## [Task 1]
Pull out every line of the records below that contains the string "legend".

OIC team here to assess ’96 peace pact

COTABATO CITY — A traditional Moro welcome awaits representatives of the Organization of Islamic Conference (OIC) during their stopover here today.

The OIC group headed by Sayed Kassem El-Masry will be briefed by Autonomous Region in Muslim Mindanao (ARMM) Gov. Zaldy Ampatuan on his administration’s socio-economic initiatives in poor Muslim communities.

The OIC mission, accompanied by Presidential Adviser on the Peace Process Jesus Dureza, is part of the tripartite assessment of the implementation of the Sept. 2, 1996 peace accord between the government and the Moro National Liberation Front.

Ampatuan said the team from the OIC, a group of 54 Islamic countries, including Arab petroleum-exporting states which helped broker the peace pact, is led by Ambassadors Salem Adam and Irsan Tanjung of Libya and Indonesia, respectively.

El-Masry told airport reporters in Manila upon his team’s arrival yesterday that the results of their assessment, among other factors, would determine the Philippines’ bid to gain "observer" status in the OIC.

"We think this is the proper moment to monitor what has been implemented, what are the obstacles impeding the implementation of those that are not fully implemented, and how we can help remove these obstacles," he said.

## [Input records]
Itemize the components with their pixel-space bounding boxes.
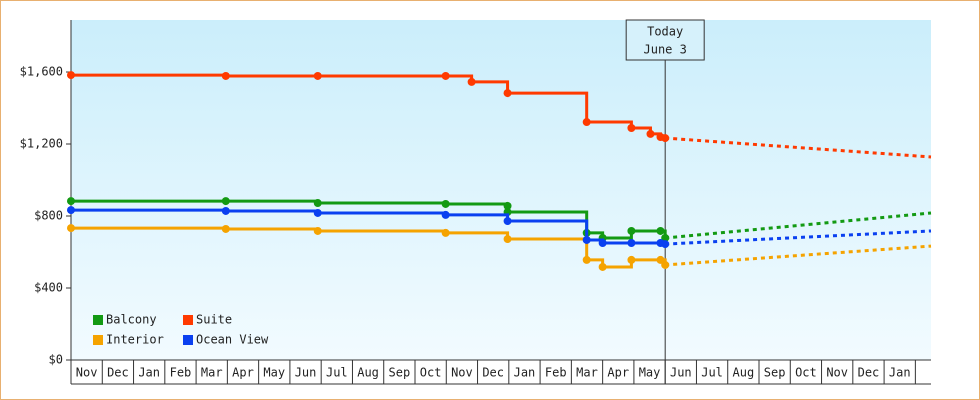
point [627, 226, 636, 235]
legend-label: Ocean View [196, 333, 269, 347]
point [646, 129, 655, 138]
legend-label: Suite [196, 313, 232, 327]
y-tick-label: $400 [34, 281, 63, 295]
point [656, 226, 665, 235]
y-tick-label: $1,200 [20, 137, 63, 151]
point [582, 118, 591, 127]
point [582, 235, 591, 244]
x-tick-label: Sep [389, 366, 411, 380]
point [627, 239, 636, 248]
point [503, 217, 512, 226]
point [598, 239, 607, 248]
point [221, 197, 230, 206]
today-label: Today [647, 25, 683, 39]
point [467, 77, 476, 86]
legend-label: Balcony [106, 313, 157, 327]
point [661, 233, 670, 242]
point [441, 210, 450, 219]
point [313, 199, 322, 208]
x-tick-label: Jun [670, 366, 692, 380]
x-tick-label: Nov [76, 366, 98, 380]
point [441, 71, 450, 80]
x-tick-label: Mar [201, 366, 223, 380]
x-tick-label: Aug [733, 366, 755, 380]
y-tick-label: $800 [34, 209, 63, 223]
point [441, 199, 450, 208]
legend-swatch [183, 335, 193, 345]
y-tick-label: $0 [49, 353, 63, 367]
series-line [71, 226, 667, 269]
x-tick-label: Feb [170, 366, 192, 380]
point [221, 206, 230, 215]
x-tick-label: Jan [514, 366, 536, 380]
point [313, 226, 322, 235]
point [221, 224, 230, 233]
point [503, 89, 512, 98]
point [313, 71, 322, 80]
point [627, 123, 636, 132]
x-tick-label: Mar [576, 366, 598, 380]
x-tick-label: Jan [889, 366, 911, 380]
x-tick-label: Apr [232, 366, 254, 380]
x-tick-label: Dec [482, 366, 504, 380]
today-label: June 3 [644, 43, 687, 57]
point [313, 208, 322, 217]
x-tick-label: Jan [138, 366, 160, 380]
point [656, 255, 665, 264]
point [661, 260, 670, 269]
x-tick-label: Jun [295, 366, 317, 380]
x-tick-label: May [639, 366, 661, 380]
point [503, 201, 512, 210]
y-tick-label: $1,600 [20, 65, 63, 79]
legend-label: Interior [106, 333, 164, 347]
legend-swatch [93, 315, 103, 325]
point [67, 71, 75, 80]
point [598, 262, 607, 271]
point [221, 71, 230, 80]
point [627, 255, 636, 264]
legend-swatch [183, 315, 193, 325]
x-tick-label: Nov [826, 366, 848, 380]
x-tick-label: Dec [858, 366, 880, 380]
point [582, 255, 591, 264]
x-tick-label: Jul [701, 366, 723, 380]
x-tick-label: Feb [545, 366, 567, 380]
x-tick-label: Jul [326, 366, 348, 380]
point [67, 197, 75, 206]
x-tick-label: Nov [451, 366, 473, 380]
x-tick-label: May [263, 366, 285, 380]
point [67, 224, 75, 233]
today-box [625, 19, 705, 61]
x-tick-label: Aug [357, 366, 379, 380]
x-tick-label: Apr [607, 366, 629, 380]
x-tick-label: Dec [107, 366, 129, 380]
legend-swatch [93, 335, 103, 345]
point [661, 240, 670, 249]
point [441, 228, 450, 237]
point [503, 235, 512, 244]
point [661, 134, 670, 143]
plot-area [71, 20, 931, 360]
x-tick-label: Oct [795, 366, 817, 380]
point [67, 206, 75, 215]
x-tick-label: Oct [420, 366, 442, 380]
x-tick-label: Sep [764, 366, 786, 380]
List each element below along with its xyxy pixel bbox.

## [Task 2]
Reproduce the passage of the article on the OIC team above, starting at "COTABATO CITY —" and ending at "and Indonesia, respectively.", and replace "stopover" with "visit".

## [Finished answer 1]
legend-label: Ocean View [196, 333, 269, 347]
legend-label: Suite [196, 313, 232, 327]
legend-label: Balcony [106, 313, 157, 327]
legend-swatch [183, 335, 193, 345]
legend-label: Interior [106, 333, 164, 347]
legend-swatch [93, 315, 103, 325]
legend-swatch [183, 315, 193, 325]
legend-swatch [93, 335, 103, 345]

## [Finished answer 2]
COTABATO CITY — A traditional Moro welcome awaits representatives of the Organization of Islamic Conference (OIC) during their visit here today.

The OIC group headed by Sayed Kassem El-Masry will be briefed by Autonomous Region in Muslim Mindanao (ARMM) Gov. Zaldy Ampatuan on his administration’s socio-economic initiatives in poor Muslim communities.

The OIC mission, accompanied by Presidential Adviser on the Peace Process Jesus Dureza, is part of the tripartite assessment of the implementation of the Sept. 2, 1996 peace accord between the government and the Moro National Liberation Front.

Ampatuan said the team from the OIC, a group of 54 Islamic countries, including Arab petroleum-exporting states which helped broker the peace pact, is led by Ambassadors Salem Adam and Irsan Tanjung of Libya and Indonesia, respectively.